*** Task input

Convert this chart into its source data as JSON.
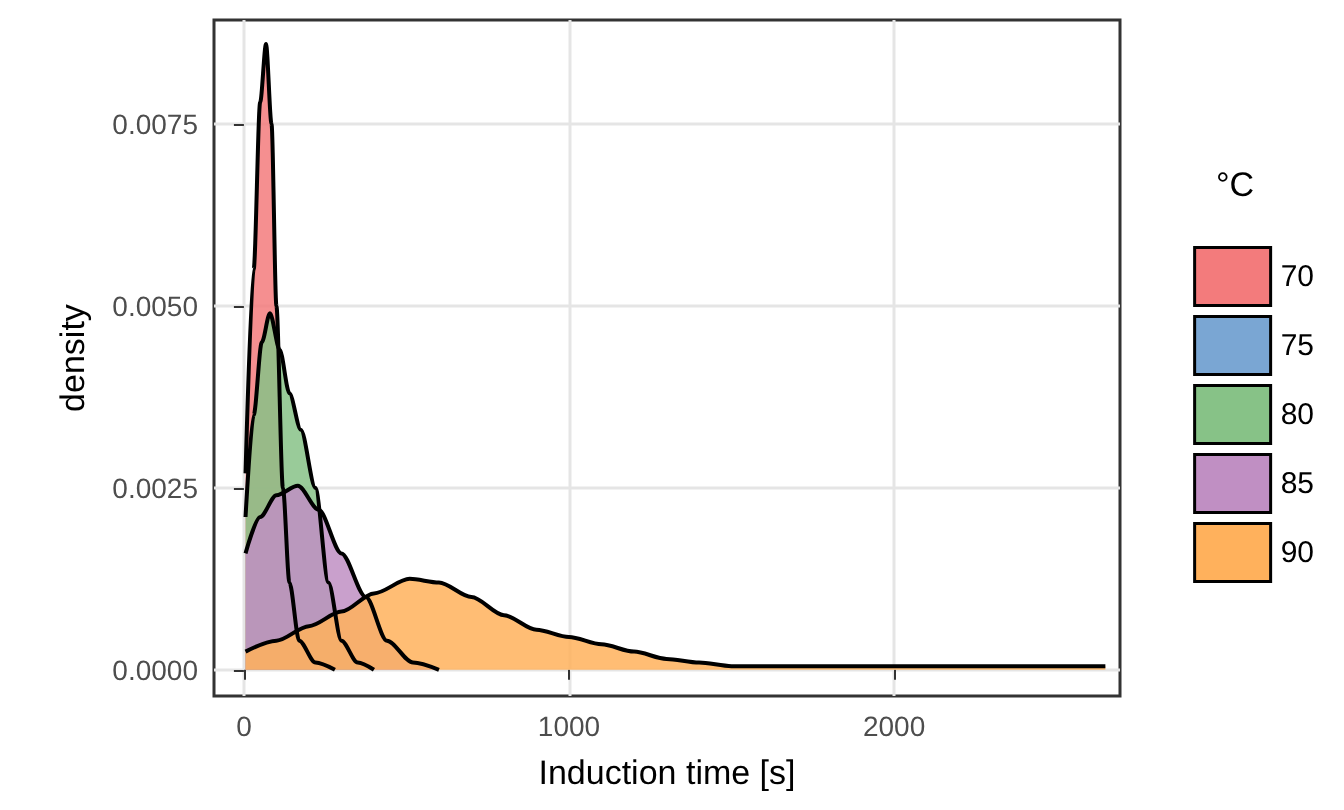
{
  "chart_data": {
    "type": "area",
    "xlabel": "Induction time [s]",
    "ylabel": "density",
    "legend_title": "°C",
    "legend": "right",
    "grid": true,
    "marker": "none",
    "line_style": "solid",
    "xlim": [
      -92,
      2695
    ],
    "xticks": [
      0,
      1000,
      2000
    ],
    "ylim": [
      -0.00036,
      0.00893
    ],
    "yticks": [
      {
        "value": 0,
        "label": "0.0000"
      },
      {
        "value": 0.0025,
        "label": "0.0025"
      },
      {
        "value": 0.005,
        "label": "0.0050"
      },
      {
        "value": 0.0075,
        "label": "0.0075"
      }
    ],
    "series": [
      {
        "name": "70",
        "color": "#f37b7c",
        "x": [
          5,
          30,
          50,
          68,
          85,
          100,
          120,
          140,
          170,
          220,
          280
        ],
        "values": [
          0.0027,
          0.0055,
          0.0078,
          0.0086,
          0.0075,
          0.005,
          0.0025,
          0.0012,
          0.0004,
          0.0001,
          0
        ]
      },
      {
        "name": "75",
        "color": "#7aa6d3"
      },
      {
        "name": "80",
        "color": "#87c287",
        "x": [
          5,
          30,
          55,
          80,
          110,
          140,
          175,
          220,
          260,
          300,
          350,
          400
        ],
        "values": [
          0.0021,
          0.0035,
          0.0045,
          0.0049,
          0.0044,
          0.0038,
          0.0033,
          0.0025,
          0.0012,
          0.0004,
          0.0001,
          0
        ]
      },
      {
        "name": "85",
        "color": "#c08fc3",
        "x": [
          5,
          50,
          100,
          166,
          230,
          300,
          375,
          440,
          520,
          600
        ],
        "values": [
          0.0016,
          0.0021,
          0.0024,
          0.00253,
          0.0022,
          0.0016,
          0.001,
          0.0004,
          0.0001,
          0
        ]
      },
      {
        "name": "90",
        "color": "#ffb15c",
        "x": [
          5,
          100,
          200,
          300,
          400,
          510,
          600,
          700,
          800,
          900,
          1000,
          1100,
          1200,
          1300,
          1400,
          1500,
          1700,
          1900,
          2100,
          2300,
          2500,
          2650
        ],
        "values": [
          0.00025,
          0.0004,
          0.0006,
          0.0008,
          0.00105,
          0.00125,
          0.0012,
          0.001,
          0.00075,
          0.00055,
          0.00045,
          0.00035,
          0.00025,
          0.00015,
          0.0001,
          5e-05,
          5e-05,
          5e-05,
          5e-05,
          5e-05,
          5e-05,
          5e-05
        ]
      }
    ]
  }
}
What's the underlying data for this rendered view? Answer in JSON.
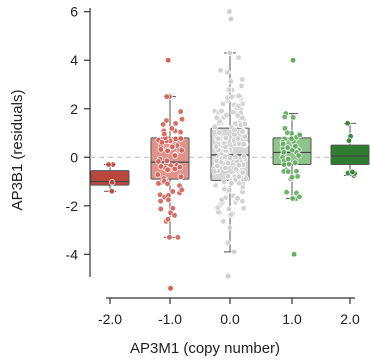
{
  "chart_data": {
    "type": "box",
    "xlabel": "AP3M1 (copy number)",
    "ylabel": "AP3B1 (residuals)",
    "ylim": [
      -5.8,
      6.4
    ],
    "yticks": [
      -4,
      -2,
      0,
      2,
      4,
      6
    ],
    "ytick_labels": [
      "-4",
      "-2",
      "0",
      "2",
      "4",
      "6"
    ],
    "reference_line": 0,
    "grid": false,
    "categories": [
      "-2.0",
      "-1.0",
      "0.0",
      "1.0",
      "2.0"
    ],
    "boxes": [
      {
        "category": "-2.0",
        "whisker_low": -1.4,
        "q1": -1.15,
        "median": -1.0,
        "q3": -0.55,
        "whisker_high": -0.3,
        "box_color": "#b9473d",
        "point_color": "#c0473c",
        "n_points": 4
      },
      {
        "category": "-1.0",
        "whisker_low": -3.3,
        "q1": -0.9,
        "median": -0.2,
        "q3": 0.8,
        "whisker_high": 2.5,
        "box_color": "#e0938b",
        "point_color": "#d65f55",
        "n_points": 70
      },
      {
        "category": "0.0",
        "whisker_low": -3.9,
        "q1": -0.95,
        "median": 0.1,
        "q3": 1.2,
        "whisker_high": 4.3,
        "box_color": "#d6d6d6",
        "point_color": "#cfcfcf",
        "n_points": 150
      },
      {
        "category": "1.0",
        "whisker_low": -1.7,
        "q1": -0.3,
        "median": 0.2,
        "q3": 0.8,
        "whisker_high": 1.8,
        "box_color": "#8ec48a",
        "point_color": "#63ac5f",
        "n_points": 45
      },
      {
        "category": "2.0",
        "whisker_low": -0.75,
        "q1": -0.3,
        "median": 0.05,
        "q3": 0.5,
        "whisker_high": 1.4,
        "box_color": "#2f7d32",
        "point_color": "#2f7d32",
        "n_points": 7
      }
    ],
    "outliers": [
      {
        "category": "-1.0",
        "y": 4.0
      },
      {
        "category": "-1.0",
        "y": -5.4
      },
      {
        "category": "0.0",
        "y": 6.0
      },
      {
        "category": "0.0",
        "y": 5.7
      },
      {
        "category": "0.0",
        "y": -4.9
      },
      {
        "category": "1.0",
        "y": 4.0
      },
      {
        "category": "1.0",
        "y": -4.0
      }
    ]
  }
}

******

## Exercise directions
Go through the material line by line. Show each line that contains the string "median".

## Solved exercise
        "median": -1.0,
        "median": -0.2,
        "median": 0.1,
        "median": 0.2,
        "median": 0.05,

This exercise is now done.